What you will do:
Take from the listing each line that has the string "OVAL".

++++ Extracted records

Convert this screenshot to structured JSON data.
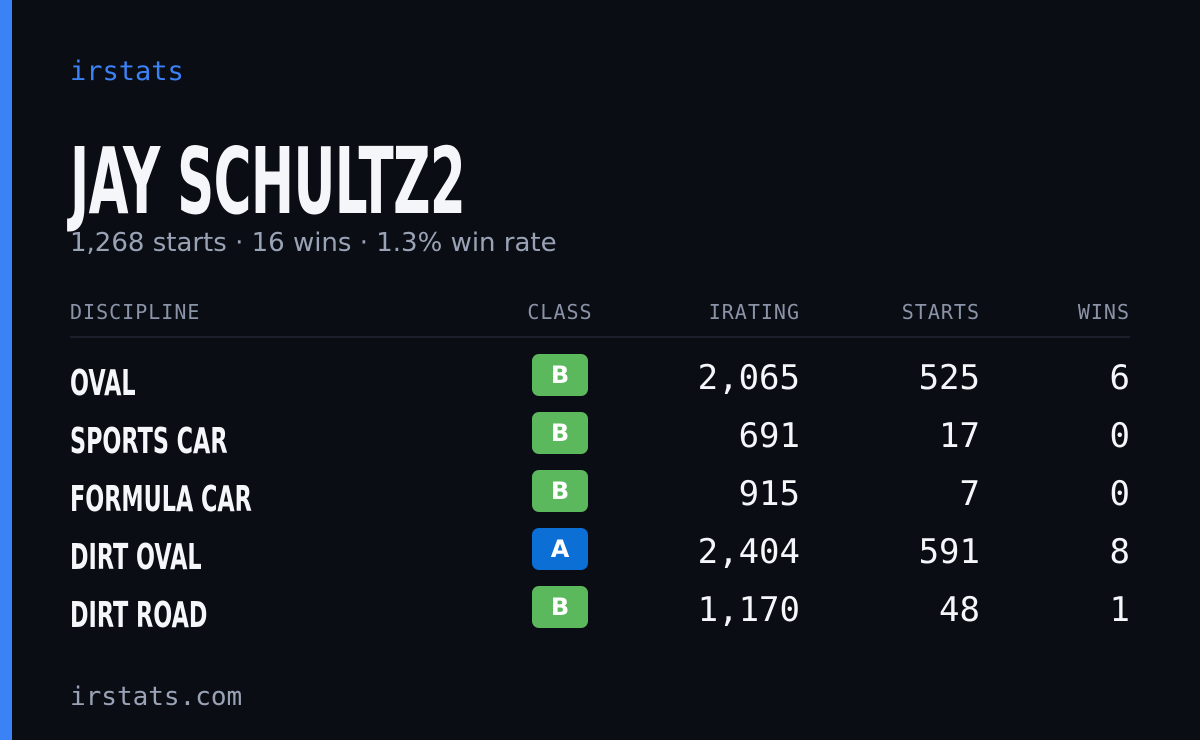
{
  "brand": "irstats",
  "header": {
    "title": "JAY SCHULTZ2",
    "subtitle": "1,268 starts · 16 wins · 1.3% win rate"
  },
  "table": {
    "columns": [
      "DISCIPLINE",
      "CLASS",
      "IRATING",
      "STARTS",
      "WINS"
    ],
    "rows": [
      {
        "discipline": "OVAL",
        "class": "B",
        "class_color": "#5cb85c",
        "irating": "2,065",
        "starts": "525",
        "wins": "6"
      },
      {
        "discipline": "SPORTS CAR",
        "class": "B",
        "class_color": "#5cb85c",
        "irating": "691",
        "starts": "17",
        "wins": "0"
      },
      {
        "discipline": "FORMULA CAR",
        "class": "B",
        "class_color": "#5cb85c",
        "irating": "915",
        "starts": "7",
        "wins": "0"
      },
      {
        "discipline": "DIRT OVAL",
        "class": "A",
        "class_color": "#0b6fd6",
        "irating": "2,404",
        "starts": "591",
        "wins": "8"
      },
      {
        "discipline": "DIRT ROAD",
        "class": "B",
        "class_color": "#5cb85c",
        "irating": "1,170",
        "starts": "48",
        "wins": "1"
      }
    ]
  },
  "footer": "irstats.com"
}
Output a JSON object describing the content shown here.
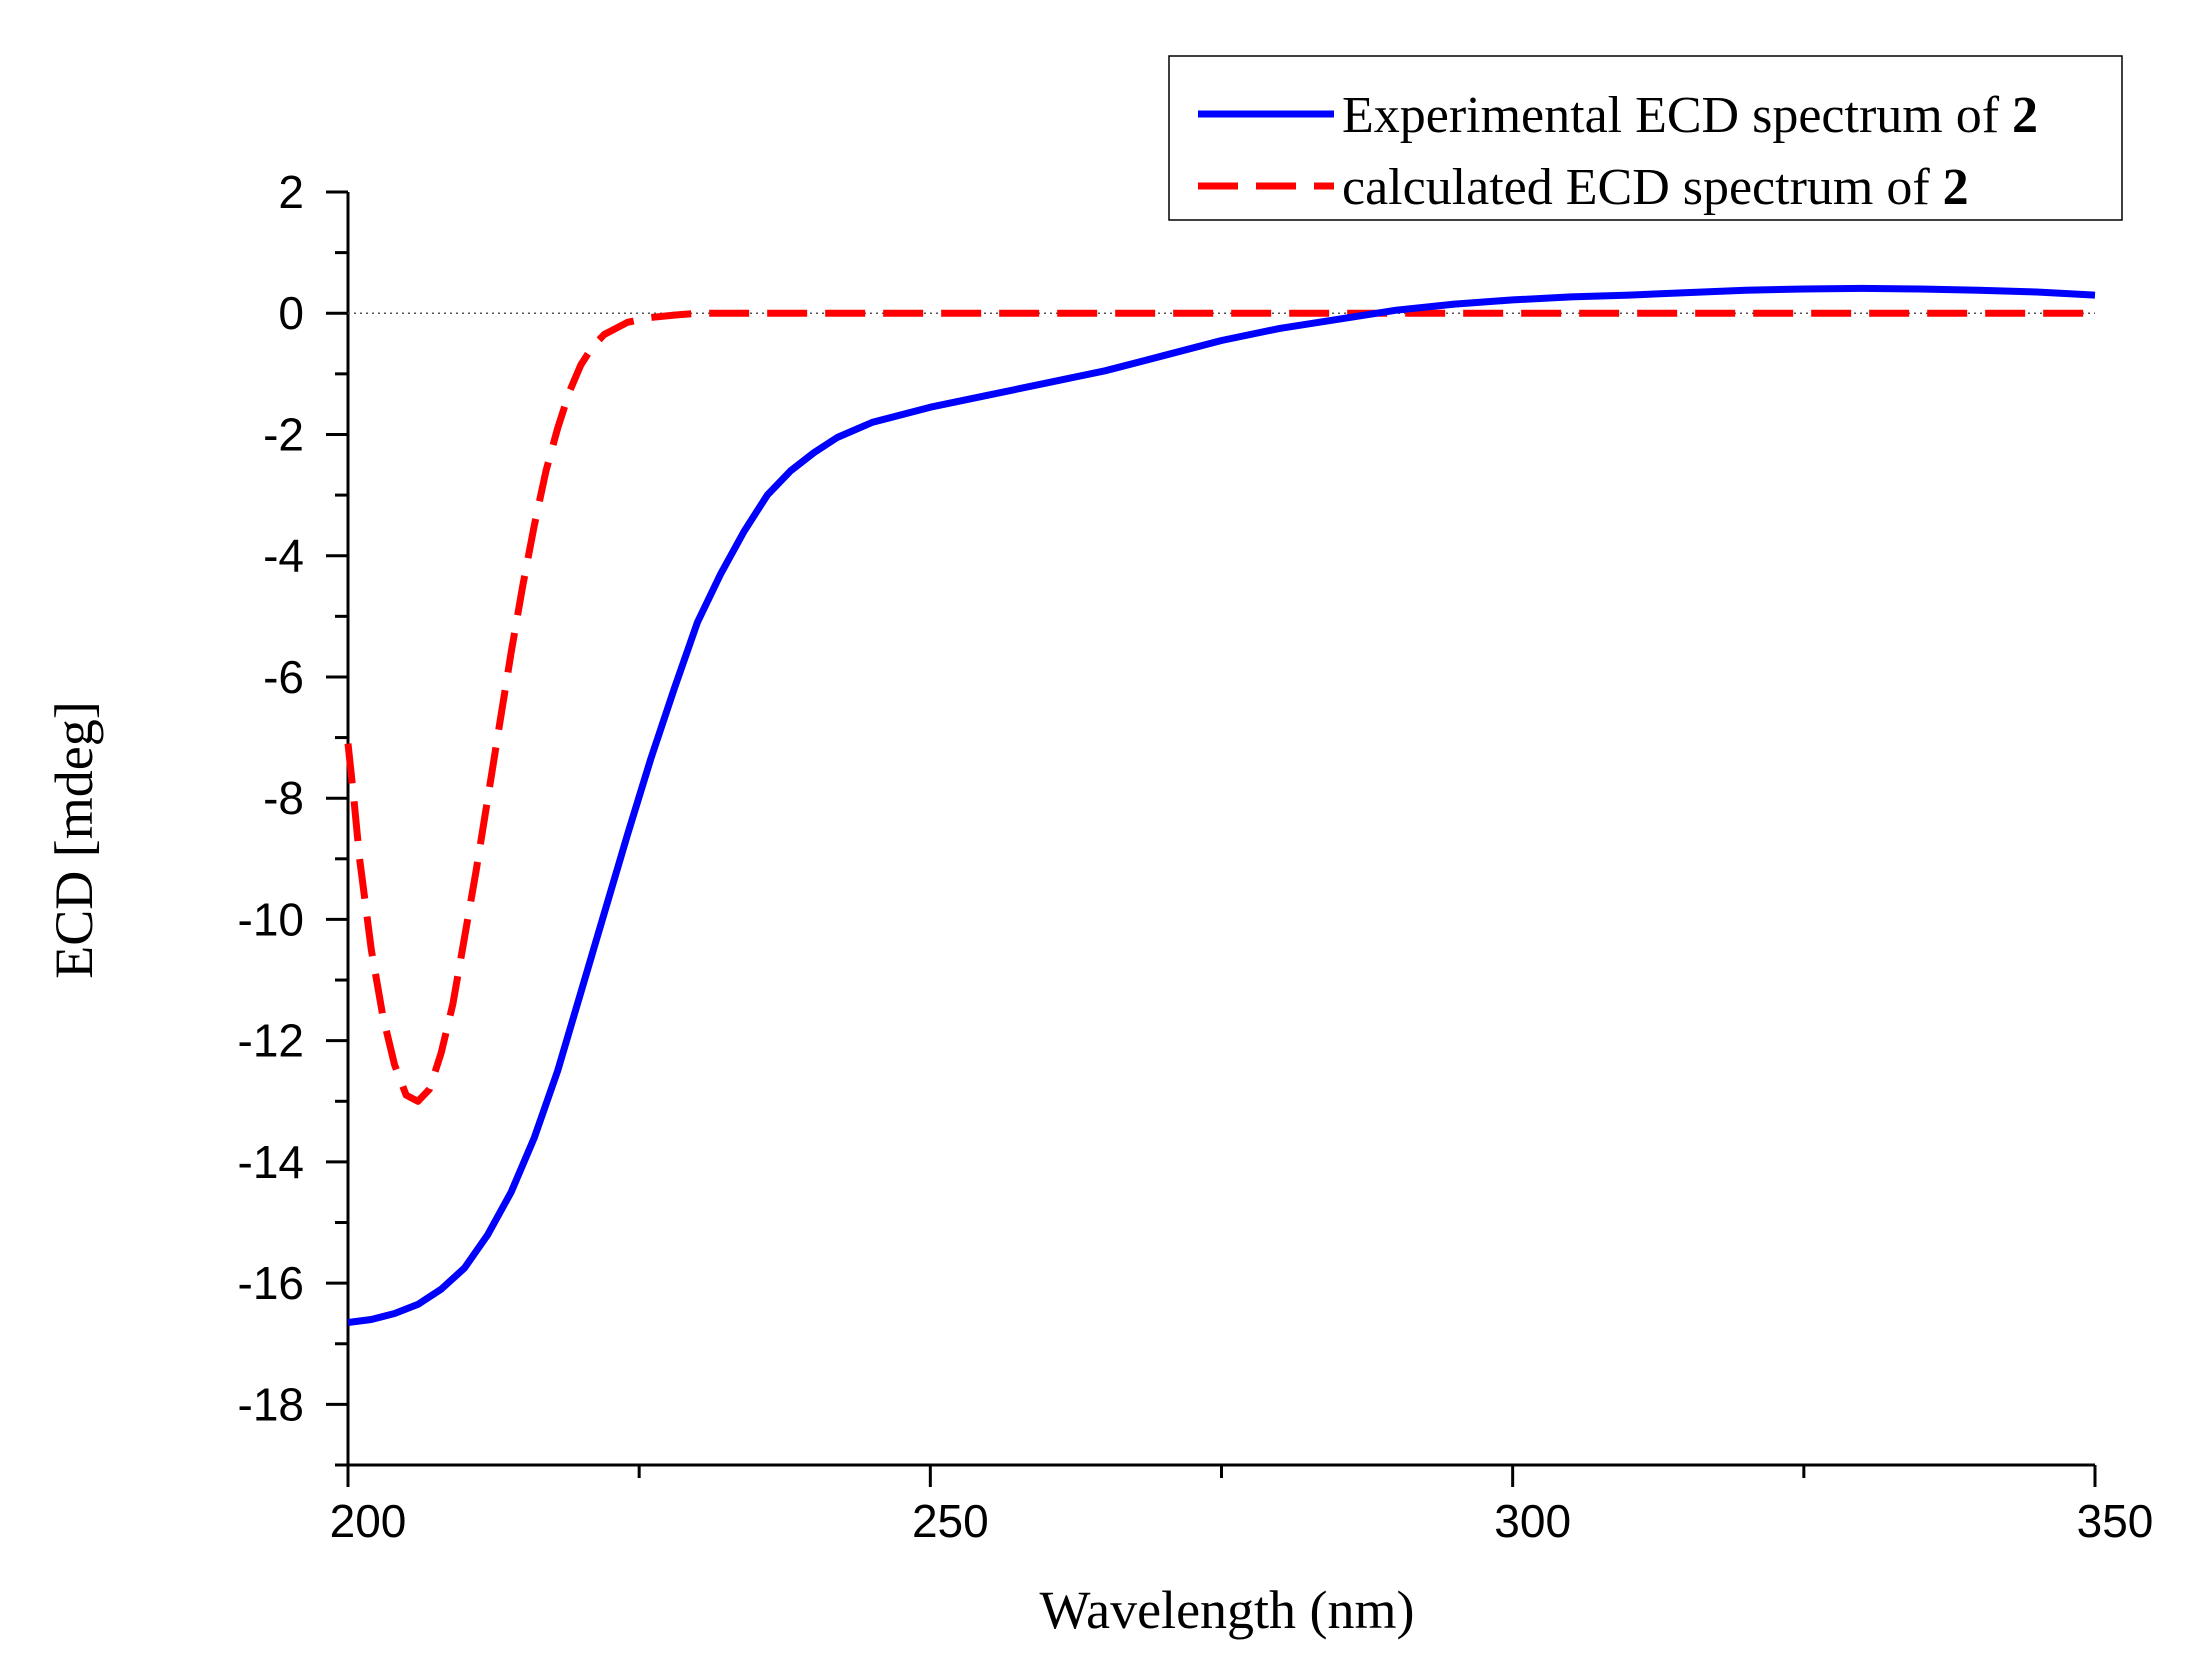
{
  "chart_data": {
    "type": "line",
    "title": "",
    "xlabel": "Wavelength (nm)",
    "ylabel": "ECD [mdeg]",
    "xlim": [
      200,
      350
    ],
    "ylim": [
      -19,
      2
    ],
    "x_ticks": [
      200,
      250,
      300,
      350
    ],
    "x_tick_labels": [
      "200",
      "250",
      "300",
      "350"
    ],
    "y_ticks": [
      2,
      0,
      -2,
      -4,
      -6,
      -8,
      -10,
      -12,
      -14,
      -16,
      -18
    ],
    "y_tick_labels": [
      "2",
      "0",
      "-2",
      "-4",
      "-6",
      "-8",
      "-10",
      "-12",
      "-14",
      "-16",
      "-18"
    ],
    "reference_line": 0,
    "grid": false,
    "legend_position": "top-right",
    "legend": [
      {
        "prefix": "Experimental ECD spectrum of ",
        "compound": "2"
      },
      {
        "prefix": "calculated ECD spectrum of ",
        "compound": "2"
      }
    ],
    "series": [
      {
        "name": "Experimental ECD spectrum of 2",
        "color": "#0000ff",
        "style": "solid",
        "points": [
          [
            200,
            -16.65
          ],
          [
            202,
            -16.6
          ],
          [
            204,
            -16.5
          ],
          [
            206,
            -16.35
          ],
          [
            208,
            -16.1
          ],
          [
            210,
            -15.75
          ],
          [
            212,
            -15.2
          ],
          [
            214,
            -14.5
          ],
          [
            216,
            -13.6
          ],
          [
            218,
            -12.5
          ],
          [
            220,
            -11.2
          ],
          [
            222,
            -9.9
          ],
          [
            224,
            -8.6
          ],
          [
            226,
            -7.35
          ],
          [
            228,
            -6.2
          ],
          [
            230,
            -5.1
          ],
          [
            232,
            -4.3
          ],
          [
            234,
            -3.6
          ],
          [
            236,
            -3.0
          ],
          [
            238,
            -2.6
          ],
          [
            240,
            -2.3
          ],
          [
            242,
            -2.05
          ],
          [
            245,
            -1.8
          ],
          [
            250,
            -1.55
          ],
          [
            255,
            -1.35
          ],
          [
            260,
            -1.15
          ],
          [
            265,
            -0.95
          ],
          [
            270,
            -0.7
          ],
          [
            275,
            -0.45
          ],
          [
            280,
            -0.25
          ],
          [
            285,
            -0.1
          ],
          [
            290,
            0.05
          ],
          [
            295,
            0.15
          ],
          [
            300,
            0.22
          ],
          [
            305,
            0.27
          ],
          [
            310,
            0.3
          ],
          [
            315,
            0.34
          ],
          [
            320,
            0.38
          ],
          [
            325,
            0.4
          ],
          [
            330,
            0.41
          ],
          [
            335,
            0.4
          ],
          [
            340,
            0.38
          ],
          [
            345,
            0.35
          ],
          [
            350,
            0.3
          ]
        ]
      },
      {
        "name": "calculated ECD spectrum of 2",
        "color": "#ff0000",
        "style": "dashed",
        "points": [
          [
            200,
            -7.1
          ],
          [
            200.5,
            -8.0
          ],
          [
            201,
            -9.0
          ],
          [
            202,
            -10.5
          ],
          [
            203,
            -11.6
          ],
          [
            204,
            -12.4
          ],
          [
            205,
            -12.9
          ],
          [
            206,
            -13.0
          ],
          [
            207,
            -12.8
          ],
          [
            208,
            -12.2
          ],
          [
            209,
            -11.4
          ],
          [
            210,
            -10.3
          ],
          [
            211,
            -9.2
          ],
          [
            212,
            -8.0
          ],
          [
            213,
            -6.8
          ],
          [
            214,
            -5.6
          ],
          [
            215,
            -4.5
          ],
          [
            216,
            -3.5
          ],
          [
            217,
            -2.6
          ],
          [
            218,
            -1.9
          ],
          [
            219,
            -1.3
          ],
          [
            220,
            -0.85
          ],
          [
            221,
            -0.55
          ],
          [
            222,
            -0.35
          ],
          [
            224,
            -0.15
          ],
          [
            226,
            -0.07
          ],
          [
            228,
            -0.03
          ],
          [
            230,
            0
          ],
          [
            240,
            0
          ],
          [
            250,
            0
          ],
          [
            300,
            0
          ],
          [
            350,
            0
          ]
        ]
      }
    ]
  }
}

++++++++

Written solution:
        "discipline": "OVAL",
        "discipline": "DIRT OVAL",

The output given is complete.